Stated problem: Filter the records below for the word "meses". Copy each line that holds it.

====== The input ======

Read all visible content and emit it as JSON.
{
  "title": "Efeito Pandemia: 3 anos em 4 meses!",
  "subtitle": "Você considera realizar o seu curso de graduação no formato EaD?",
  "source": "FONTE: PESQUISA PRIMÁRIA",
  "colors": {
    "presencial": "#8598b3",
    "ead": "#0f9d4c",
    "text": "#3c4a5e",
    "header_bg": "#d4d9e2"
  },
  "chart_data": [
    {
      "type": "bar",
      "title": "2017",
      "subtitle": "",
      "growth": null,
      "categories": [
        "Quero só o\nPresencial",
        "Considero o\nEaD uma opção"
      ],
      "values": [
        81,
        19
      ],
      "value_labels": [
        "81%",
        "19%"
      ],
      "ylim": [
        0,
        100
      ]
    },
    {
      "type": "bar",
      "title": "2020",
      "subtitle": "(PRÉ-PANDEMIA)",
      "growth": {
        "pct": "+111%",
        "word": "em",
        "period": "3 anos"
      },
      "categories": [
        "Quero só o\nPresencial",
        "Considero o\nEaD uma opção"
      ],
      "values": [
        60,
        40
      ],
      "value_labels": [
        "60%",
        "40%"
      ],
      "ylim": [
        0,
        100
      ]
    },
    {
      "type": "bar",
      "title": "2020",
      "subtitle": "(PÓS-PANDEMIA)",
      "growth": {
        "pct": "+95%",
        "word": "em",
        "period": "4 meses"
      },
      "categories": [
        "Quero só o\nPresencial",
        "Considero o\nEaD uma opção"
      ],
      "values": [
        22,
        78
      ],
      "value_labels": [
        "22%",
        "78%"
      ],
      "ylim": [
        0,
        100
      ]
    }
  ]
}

======

Problem solution:
  "title": "Efeito Pandemia: 3 anos em 4 meses!",
        "period": "4 meses"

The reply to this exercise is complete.